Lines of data
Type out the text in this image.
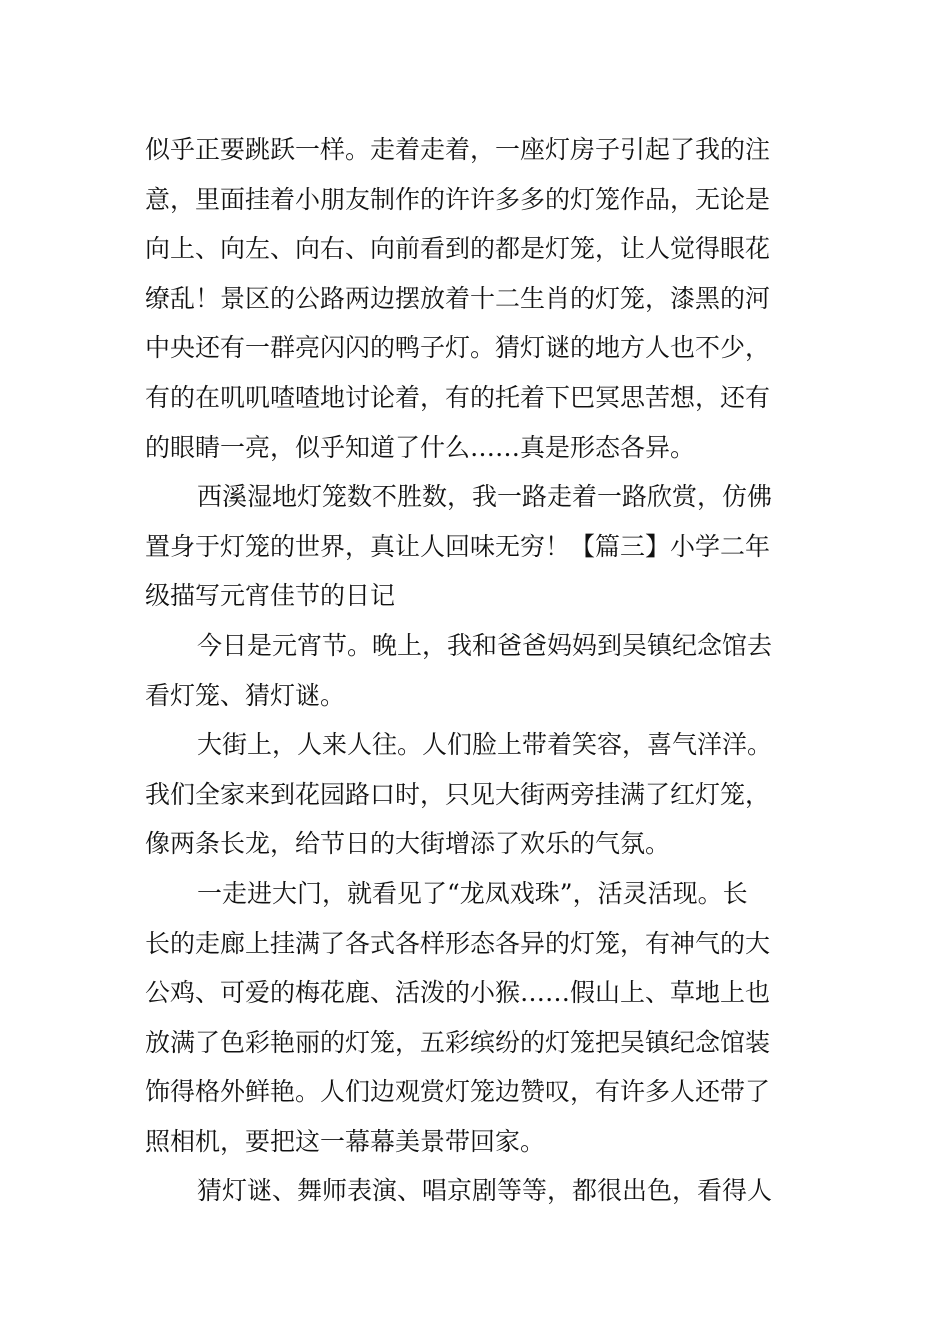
似乎正要跳跃一样。走着走着，一座灯房子引起了我的注
意，里面挂着小朋友制作的许许多多的灯笼作品，无论是
向上、向左、向右、向前看到的都是灯笼，让人觉得眼花
缭乱！景区的公路两边摆放着十二生肖的灯笼，漆黑的河
中央还有一群亮闪闪的鸭子灯。猜灯谜的地方人也不少，
有的在叽叽喳喳地讨论着，有的托着下巴冥思苦想，还有
的眼睛一亮，似乎知道了什么……真是形态各异。
西溪湿地灯笼数不胜数，我一路走着一路欣赏，仿佛
置身于灯笼的世界，真让人回味无穷！【篇三】小学二年
级描写元宵佳节的日记
今日是元宵节。晚上，我和爸爸妈妈到吴镇纪念馆去
看灯笼、猜灯谜。
大街上，人来人往。人们脸上带着笑容，喜气洋洋。
我们全家来到花园路口时，只见大街两旁挂满了红灯笼，
像两条长龙，给节日的大街增添了欢乐的气氛。
一走进大门，就看见了“龙凤戏珠”，活灵活现。长
长的走廊上挂满了各式各样形态各异的灯笼，有神气的大
公鸡、可爱的梅花鹿、活泼的小猴……假山上、草地上也
放满了色彩艳丽的灯笼，五彩缤纷的灯笼把吴镇纪念馆装
饰得格外鲜艳。人们边观赏灯笼边赞叹，有许多人还带了
照相机，要把这一幕幕美景带回家。
猜灯谜、舞师表演、唱京剧等等，都很出色，看得人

**What this task involves:**
Every entry above is to be set down exactly; the pictures are to be left out.

**Answer to this problem:**
Type out the text in this image.
似乎正要跳跃一样。走着走着，一座灯房子引起了我的注
意，里面挂着小朋友制作的许许多多的灯笼作品，无论是
向上、向左、向右、向前看到的都是灯笼，让人觉得眼花
缭乱！景区的公路两边摆放着十二生肖的灯笼，漆黑的河
中央还有一群亮闪闪的鸭子灯。猜灯谜的地方人也不少，
有的在叽叽喳喳地讨论着，有的托着下巴冥思苦想，还有
的眼睛一亮，似乎知道了什么……真是形态各异。
西溪湿地灯笼数不胜数，我一路走着一路欣赏，仿佛
置身于灯笼的世界，真让人回味无穷！【篇三】小学二年
级描写元宵佳节的日记
今日是元宵节。晚上，我和爸爸妈妈到吴镇纪念馆去
看灯笼、猜灯谜。
大街上，人来人往。人们脸上带着笑容，喜气洋洋。
我们全家来到花园路口时，只见大街两旁挂满了红灯笼，
像两条长龙，给节日的大街增添了欢乐的气氛。
一走进大门，就看见了“龙凤戏珠”，活灵活现。长
长的走廊上挂满了各式各样形态各异的灯笼，有神气的大
公鸡、可爱的梅花鹿、活泼的小猴……假山上、草地上也
放满了色彩艳丽的灯笼，五彩缤纷的灯笼把吴镇纪念馆装
饰得格外鲜艳。人们边观赏灯笼边赞叹，有许多人还带了
照相机，要把这一幕幕美景带回家。
猜灯谜、舞师表演、唱京剧等等，都很出色，看得人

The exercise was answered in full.